* _Listed entries_:
================================

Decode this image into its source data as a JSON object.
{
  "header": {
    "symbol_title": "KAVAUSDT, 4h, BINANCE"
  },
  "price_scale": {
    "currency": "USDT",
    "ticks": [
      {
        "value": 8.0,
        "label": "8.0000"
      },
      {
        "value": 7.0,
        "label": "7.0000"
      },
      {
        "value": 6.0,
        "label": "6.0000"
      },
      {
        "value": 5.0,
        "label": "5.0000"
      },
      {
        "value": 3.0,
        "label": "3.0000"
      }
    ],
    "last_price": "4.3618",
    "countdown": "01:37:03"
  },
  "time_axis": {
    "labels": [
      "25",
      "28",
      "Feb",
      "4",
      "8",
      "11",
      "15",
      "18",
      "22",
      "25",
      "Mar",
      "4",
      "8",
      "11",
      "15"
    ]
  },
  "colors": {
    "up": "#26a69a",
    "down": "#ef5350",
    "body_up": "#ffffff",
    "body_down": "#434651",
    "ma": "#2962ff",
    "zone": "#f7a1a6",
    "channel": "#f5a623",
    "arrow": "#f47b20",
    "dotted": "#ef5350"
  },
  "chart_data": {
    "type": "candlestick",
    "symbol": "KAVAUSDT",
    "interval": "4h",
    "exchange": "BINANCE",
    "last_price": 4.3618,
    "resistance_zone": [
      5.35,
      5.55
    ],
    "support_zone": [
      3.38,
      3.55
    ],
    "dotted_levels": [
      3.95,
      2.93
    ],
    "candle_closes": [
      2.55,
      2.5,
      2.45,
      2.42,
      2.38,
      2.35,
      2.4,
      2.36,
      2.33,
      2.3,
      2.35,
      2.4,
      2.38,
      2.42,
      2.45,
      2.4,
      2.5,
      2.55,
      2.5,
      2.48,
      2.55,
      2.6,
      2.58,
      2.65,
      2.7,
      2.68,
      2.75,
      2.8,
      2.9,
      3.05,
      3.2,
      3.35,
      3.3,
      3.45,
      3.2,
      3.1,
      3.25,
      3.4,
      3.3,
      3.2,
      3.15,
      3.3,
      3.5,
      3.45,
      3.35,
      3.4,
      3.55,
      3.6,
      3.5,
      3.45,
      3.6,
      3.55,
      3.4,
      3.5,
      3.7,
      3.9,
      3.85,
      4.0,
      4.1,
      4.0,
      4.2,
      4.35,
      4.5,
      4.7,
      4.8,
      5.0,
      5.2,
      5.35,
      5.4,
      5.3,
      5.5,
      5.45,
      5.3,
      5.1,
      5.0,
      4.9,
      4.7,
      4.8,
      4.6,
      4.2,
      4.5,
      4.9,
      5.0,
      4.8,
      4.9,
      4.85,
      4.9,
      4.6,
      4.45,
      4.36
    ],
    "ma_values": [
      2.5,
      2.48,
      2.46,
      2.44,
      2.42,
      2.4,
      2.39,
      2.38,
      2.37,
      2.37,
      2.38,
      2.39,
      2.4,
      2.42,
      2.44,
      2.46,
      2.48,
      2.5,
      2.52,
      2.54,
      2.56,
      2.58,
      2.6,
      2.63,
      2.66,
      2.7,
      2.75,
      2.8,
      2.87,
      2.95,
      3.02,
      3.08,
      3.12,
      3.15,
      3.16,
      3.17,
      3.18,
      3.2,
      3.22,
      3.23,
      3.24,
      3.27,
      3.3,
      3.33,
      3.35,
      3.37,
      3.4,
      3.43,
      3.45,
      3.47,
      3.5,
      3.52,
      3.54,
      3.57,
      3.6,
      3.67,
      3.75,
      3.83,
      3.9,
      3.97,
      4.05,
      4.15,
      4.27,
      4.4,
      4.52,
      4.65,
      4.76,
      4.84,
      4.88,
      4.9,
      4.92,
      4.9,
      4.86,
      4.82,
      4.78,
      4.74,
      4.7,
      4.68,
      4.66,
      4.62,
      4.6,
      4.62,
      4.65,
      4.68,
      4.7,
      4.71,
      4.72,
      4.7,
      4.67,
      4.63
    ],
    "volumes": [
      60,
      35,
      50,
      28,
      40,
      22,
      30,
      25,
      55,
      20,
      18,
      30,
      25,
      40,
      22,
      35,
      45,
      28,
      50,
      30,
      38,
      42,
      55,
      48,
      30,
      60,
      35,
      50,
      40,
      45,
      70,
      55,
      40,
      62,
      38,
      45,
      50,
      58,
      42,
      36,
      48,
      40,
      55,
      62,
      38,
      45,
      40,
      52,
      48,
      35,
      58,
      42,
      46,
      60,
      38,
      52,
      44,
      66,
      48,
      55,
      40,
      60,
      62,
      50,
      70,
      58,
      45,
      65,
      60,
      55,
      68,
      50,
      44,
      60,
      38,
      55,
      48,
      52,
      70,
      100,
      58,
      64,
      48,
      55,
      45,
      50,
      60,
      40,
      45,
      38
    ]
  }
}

================================

* _What to work on_: State how many lines of the records above contain the word "KAVAUSDT", and give only that number.

* _The reply_: 2